Direction: Go through the material below and copy each line where the word "from" appears.

Dataset rows:
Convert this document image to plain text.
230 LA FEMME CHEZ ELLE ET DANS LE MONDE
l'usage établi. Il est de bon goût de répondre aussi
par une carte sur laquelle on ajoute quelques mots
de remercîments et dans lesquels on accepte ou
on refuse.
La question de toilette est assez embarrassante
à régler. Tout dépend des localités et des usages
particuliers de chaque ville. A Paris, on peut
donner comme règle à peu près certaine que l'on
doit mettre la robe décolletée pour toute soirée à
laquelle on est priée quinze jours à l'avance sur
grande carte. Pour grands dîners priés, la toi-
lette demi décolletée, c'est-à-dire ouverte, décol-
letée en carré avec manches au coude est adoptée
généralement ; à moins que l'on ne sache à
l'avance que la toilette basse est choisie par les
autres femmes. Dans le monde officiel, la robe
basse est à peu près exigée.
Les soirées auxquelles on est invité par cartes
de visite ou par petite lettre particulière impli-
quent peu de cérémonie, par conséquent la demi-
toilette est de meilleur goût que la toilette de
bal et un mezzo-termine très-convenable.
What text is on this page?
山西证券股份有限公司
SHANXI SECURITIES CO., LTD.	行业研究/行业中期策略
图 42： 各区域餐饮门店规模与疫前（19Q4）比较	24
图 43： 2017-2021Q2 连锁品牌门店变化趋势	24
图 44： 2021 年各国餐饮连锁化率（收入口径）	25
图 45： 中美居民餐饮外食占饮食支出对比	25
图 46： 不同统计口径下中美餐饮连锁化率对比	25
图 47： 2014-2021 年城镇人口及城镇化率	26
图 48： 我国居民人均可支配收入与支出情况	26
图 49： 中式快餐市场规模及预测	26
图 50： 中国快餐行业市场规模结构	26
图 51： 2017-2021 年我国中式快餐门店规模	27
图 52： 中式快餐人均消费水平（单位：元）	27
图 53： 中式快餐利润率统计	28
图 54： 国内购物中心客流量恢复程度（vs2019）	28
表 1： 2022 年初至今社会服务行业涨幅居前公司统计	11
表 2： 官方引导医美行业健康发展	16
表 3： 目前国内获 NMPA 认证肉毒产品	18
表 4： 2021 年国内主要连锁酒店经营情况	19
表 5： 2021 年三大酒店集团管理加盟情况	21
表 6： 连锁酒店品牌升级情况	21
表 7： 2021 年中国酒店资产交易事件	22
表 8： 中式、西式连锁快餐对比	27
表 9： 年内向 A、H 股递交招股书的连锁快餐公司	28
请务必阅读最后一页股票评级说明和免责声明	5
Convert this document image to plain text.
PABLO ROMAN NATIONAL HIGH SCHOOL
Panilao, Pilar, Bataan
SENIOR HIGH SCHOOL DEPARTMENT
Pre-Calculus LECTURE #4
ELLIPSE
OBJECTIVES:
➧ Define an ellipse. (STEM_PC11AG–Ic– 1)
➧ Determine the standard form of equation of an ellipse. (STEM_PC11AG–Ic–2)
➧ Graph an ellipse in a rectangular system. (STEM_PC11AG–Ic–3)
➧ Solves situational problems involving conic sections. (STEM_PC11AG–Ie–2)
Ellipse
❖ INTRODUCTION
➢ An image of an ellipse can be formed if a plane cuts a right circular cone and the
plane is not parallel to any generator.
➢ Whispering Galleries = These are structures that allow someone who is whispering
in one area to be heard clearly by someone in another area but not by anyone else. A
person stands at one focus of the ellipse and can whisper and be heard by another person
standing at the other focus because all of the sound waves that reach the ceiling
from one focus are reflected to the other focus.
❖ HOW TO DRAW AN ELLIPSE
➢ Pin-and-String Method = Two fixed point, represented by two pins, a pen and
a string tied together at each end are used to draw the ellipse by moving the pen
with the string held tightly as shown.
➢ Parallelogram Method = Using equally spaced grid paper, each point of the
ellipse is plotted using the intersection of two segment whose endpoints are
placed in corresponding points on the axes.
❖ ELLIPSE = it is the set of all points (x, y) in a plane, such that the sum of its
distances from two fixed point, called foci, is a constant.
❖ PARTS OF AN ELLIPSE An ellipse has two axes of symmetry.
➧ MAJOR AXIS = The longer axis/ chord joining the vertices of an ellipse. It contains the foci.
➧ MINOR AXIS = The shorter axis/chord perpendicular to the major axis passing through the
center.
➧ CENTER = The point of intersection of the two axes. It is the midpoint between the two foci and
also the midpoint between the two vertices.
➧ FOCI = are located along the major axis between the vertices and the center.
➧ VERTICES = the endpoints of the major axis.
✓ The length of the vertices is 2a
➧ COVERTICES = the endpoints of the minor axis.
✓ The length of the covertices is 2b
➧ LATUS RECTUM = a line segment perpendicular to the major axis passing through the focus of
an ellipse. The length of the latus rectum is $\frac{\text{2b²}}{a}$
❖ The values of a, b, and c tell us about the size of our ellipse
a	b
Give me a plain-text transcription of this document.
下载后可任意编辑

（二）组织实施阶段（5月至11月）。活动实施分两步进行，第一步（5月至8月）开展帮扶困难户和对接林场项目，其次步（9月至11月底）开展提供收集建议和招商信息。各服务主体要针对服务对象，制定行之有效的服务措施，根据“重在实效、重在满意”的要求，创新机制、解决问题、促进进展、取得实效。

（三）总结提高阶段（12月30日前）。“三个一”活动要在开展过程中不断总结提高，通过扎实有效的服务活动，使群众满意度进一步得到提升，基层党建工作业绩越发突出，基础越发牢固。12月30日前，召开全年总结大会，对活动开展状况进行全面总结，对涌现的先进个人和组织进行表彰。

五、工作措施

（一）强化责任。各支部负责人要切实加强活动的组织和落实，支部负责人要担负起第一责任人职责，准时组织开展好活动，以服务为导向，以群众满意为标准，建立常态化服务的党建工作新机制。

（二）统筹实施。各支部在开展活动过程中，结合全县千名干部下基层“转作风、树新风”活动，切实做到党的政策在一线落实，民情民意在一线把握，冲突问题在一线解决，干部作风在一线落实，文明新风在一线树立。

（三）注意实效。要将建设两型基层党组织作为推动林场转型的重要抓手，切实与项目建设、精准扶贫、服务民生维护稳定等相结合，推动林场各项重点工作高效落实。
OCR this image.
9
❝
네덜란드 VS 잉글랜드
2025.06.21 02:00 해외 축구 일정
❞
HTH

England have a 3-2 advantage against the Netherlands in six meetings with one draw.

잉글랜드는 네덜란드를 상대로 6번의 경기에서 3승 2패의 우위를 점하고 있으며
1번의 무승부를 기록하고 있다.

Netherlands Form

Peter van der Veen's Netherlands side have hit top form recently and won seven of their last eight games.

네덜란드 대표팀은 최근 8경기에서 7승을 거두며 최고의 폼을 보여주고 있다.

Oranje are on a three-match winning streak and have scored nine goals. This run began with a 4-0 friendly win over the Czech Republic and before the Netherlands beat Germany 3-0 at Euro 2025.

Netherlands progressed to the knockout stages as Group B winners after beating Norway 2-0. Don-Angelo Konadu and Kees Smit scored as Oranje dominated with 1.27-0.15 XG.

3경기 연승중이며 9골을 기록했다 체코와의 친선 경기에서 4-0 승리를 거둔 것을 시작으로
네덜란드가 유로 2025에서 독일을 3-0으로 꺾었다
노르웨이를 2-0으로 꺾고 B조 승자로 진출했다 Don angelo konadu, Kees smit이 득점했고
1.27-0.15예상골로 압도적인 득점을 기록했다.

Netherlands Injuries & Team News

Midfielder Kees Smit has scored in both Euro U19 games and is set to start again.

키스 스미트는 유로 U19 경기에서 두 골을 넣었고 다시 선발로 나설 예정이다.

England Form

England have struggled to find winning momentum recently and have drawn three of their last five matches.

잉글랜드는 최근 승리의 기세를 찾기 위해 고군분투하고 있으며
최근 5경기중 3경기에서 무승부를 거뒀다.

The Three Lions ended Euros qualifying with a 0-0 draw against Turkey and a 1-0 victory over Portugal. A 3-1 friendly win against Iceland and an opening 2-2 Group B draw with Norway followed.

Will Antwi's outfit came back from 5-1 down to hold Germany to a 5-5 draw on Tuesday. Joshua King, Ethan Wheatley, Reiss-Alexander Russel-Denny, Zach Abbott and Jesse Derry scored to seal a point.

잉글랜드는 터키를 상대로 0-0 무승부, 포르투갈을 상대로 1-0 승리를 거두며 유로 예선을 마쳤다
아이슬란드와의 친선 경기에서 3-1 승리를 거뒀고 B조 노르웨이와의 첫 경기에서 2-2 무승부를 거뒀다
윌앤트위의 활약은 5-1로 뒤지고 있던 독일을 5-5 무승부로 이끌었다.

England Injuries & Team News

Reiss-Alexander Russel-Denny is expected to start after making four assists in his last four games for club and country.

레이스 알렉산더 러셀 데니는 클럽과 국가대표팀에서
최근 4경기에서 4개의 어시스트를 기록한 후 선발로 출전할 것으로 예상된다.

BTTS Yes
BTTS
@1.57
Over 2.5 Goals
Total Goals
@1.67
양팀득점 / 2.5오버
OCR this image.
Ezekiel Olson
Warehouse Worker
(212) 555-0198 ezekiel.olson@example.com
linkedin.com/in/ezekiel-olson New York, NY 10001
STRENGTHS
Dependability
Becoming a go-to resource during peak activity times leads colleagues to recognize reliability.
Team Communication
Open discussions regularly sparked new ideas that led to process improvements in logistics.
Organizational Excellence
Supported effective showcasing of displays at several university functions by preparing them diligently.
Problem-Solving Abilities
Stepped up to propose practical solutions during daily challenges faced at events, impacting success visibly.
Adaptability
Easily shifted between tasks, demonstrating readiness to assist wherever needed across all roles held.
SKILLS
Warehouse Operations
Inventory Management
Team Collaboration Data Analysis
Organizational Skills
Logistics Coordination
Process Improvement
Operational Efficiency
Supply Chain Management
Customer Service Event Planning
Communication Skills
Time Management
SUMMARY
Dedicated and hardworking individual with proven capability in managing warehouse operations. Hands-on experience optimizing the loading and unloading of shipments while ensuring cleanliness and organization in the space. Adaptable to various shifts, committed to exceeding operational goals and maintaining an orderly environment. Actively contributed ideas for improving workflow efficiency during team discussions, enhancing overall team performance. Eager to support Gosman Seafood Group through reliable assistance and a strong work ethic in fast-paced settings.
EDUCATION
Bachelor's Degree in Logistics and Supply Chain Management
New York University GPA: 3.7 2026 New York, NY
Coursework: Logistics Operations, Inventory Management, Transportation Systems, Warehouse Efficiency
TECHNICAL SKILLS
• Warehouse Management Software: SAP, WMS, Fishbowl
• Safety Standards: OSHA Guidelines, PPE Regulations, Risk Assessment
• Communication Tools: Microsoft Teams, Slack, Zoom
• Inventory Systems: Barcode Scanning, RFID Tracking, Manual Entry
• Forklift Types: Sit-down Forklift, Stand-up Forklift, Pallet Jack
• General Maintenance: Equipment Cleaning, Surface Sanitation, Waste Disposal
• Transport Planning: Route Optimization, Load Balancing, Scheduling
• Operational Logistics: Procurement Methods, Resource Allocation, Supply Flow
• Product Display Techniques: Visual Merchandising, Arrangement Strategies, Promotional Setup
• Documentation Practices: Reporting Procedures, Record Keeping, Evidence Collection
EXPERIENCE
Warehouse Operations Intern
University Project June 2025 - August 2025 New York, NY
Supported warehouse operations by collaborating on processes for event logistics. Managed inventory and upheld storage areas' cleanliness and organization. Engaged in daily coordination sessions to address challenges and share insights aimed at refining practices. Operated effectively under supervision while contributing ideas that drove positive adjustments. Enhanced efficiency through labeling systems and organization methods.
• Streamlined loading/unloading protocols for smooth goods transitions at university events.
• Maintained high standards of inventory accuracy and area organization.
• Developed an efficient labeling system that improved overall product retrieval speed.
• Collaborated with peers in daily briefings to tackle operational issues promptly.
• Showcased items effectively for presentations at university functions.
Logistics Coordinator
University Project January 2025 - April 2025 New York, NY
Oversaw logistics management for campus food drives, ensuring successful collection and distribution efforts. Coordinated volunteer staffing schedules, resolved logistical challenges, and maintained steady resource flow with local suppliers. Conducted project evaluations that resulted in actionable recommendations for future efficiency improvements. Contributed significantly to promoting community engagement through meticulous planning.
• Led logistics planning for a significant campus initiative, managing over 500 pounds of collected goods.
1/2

Complete answer:
from one focus are reflected to the other focus.
distances from two fixed point, called foci, is a constant.
Will Antwi's outfit came back from 5-1 down to hold Germany to a 5-5 draw on Tuesday. Joshua King, Ethan Wheatley, Reiss-Alexander Russel-Denny, Zach Abbott and Jesse Derry scored to seal a point.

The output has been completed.